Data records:
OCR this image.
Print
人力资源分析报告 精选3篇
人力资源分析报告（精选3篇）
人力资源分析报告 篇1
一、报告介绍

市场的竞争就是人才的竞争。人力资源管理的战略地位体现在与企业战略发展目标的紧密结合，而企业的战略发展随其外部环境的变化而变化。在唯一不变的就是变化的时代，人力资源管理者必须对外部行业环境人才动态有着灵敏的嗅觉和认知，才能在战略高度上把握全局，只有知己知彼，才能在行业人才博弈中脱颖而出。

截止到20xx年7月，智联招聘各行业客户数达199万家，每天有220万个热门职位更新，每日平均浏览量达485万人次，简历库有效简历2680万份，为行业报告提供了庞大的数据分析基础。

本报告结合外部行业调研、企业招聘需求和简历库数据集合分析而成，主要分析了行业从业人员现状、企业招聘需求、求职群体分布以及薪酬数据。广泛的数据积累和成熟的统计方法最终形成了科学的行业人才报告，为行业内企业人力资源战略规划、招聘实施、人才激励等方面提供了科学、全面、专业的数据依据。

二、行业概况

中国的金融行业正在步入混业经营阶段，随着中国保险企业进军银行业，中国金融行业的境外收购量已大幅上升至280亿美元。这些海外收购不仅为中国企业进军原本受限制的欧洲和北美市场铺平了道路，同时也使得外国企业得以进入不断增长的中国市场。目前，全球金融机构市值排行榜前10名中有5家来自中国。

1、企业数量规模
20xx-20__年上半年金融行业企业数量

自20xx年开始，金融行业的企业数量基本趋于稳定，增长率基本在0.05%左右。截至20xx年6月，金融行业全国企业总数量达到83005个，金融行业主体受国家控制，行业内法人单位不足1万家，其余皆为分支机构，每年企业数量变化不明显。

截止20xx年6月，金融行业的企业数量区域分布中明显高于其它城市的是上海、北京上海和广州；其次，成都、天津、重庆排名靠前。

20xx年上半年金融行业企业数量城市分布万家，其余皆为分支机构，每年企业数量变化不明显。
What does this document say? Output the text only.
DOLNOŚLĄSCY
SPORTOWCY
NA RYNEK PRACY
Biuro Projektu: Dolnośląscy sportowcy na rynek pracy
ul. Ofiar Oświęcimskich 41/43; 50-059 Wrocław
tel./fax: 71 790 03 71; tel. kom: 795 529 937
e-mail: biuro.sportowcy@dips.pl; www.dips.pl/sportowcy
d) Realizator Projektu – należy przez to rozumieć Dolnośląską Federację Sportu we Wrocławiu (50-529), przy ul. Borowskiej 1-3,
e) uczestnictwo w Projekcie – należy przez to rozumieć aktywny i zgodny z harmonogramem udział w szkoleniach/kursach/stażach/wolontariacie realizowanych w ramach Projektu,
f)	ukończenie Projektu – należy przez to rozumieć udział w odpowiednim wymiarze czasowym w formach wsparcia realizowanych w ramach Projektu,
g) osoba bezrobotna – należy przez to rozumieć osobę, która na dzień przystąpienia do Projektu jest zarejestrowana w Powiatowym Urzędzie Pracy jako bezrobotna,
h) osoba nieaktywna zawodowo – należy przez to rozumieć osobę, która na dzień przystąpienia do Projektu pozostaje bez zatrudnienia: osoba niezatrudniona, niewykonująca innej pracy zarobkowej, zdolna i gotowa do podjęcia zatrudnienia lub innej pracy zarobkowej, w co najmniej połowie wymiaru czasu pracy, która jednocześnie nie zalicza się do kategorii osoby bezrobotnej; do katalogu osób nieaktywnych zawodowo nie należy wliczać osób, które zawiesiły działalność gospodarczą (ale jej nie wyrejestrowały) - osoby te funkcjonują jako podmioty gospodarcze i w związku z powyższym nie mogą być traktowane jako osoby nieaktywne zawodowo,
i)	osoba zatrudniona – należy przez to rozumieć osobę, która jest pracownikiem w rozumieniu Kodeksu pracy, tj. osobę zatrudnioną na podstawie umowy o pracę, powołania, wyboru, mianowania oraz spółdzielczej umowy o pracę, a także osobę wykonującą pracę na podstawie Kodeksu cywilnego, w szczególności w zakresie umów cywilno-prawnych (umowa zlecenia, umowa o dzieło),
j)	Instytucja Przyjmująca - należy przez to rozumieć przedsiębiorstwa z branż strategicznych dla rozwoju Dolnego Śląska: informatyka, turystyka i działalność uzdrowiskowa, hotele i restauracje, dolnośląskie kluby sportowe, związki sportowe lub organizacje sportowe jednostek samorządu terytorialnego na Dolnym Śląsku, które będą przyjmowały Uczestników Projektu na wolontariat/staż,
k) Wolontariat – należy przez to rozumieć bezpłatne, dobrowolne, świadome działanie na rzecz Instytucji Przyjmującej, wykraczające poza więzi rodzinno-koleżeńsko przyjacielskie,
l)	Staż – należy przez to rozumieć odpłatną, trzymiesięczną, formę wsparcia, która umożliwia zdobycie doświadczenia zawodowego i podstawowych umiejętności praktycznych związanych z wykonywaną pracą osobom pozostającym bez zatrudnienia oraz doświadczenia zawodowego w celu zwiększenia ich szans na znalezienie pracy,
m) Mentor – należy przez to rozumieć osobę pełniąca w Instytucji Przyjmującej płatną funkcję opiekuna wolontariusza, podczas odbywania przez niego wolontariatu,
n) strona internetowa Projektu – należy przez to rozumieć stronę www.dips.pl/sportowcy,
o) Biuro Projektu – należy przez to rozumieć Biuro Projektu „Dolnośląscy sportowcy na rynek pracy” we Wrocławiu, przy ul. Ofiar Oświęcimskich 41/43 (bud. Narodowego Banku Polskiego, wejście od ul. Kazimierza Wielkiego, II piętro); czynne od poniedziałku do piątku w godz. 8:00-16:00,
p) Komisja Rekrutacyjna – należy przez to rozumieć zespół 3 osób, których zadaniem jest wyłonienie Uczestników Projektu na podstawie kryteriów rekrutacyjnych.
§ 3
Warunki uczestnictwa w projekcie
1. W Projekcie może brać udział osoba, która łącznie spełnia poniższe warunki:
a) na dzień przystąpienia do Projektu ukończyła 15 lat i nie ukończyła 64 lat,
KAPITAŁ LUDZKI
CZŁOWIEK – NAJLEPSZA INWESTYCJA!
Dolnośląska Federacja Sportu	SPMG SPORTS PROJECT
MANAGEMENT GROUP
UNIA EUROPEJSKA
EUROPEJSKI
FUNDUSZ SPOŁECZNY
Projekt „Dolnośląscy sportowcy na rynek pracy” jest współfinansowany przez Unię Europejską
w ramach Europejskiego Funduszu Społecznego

- _WRITTEN PROBLEM_
Give back only a number, the number of lines where the string "Przyjmującej" occurs.

- _TASK ANSWER_
2